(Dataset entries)
»»
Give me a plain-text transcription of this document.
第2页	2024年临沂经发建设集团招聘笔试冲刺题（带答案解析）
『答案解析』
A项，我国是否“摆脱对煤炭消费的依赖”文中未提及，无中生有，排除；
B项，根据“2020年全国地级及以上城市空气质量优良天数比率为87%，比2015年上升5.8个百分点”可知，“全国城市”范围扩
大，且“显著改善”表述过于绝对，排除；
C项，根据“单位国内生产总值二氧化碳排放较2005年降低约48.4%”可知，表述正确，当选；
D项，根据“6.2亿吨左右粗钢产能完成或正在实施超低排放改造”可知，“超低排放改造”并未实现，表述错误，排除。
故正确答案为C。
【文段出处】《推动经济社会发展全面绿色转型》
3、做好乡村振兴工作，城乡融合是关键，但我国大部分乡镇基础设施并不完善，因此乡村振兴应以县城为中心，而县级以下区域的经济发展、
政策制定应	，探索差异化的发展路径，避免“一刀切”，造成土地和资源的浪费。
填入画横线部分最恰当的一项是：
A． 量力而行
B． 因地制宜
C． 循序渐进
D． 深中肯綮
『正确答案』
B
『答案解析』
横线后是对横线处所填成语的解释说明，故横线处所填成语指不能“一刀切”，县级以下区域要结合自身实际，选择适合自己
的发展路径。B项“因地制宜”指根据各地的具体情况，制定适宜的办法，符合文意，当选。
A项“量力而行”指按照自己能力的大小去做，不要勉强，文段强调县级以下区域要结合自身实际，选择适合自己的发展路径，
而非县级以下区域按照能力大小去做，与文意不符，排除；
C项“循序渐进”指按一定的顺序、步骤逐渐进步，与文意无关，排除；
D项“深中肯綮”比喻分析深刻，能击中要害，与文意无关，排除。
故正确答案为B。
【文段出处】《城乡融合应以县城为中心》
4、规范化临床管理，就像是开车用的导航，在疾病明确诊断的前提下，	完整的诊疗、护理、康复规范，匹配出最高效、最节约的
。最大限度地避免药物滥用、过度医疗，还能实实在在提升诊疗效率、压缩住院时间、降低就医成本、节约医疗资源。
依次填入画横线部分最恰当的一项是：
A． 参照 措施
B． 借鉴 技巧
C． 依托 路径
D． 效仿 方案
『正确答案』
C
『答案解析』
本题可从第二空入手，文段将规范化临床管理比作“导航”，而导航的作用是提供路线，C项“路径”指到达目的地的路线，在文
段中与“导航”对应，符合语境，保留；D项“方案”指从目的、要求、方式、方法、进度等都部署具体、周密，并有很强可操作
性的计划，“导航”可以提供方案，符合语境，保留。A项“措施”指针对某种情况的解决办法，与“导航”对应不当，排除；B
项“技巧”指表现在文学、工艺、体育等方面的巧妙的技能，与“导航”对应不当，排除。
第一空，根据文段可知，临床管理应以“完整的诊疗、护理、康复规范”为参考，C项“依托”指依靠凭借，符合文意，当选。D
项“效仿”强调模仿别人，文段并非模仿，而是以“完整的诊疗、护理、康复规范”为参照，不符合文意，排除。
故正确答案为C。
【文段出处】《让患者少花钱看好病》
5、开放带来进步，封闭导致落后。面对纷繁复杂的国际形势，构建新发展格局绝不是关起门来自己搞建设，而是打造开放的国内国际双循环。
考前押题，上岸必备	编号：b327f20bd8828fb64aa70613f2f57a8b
««
| Instructions to follow |
In the entries above, find every line with the word "循序渐进" and list it.

| Task response |
C． 循序渐进
C项“循序渐进”指按一定的顺序、步骤逐渐进步，与文意无关，排除；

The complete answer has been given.